READING TEXT:
=-=-=-=-=

Did you know that, during the last decade, all but seven teams reached the playoffs? And did you further know, that during the 2000s, 19 of baseball’s 30 teams reached the playoffs more than once? Never mind the fact that eight of 30 teams make the playoffs every year; that’s parity!
Or at least it is if you’re ESPN’s Senior Editor David Schoenfield. In the companion piece to his crazy realignment scheme, Schoenfield spent yesterday’s Hot Stove U. column writing about parity in baseball. Schoenfield starts with the proposition that baseball has a competitive balance equal to or greater than that of the NFL, and then he finds some proof.
From the get-go, Schoenfield’s proof isn’t what we would call rigorous. Baseball enjoyed eight different World Series champs in the 00’s while football has seen six or maybe seven Super Bowl champions. “Baseball has more champions, nearly half of its 30 teams have reached the World Series, and more than two-thirds have played in a league championship series,” he writes. “The NFL totals are clearly similar.”

=-=-=-=-=

[Dataset entries]

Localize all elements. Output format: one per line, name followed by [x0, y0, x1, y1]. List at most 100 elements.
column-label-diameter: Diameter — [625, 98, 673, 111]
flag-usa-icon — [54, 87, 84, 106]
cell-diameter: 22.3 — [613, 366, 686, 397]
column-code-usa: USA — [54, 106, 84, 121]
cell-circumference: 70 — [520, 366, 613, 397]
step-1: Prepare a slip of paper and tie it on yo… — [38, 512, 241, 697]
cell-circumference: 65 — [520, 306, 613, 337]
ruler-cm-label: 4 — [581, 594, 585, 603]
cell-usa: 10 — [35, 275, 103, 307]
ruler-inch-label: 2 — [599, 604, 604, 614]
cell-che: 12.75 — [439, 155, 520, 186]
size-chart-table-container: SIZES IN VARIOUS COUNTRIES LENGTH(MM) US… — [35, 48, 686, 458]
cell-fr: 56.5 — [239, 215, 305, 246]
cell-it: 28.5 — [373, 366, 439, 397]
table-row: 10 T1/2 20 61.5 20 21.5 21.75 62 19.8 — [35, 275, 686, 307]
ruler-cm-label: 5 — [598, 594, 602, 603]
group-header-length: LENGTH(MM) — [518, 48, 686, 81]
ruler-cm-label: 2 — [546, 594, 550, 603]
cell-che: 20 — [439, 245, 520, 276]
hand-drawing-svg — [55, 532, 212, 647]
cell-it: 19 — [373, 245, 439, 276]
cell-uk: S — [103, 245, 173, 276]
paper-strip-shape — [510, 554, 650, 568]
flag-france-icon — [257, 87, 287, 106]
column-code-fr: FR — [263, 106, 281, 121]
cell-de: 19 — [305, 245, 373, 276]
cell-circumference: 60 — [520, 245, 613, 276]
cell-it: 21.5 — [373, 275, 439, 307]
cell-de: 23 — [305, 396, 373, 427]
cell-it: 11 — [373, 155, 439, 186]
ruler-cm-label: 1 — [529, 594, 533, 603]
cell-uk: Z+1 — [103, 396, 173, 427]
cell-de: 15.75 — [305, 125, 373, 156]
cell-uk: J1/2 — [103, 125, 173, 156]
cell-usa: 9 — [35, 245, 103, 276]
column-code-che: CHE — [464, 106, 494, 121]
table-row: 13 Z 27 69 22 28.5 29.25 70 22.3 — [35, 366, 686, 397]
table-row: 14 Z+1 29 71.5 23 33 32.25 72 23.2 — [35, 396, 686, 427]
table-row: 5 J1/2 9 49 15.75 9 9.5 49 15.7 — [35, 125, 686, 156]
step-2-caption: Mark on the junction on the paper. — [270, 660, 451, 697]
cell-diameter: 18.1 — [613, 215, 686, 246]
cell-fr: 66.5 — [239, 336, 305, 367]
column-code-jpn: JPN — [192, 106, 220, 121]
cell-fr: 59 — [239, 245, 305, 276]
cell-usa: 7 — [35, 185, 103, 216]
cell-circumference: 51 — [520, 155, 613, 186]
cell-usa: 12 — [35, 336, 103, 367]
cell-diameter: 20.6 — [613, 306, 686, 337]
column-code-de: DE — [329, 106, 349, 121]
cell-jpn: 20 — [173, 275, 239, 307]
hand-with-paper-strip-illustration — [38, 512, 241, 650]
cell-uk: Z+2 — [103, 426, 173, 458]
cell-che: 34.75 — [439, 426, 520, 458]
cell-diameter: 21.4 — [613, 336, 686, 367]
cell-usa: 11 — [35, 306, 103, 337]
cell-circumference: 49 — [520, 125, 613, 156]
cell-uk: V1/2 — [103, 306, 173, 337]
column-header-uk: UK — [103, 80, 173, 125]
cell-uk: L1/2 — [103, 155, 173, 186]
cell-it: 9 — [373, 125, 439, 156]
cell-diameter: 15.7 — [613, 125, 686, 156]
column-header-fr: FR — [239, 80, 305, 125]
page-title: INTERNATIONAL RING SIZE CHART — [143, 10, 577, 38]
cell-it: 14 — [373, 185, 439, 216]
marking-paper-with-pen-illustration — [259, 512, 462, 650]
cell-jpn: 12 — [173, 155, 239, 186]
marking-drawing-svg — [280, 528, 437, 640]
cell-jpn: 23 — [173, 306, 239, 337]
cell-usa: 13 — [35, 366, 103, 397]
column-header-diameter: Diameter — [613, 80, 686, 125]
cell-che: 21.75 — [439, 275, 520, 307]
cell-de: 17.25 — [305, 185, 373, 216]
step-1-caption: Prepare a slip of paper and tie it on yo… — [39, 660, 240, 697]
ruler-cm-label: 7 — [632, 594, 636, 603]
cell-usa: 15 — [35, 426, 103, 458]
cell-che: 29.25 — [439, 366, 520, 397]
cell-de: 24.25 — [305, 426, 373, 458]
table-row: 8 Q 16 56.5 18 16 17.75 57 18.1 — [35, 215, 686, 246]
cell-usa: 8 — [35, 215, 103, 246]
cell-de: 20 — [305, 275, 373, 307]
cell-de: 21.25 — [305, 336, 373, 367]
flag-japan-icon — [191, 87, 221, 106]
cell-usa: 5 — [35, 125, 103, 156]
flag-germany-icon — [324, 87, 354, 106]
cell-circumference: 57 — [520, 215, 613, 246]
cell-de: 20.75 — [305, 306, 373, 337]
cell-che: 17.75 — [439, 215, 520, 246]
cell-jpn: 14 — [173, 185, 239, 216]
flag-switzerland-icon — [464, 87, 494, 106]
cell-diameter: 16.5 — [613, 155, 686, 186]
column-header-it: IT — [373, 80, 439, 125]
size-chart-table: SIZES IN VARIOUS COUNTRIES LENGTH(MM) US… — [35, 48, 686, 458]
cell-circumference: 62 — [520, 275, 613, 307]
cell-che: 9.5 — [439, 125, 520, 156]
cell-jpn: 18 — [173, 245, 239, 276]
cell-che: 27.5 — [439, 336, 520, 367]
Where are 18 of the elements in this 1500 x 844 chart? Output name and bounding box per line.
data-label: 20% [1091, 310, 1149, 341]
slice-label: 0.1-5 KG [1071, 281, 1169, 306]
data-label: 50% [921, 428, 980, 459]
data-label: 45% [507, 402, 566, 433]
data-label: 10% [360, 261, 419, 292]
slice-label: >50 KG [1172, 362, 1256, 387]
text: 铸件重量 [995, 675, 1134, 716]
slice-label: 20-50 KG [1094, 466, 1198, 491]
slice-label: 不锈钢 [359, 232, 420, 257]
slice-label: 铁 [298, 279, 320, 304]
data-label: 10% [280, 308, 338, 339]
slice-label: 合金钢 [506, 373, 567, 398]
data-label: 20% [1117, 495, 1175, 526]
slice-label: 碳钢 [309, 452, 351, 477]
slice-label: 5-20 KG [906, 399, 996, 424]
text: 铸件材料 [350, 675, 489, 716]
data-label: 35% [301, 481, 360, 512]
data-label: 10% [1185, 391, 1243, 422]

=-=-=-=-=

ACTIVITIES:
1. Translate this sentence from the baseball article into Spanish: "From the get-go, Schoenfield’s proof isn’t what we would call rigorous."
2. Rewrite the baseball article starting with "Did you know" and going on through "finds some proof.", changing "parity" to "equality".
The dataset entries have nothing to do with what is asked here.

RESPONSES TO THE TASKS:
1. Desde el principio, la prueba de Schoenfield no es lo que llamaríamos rigurosa.

2.
Did you know that, during the last decade, all but seven teams reached the playoffs? And did you further know, that during the 2000s, 19 of baseball’s 30 teams reached the playoffs more than once? Never mind the fact that eight of 30 teams make the playoffs every year; that’s equality!
Or at least it is if you’re ESPN’s Senior Editor David Schoenfield. In the companion piece to his crazy realignment scheme, Schoenfield spent yesterday’s Hot Stove U. column writing about equality in baseball. Schoenfield starts with the proposition that baseball has a competitive balance equal to or greater than that of the NFL, and then he finds some proof.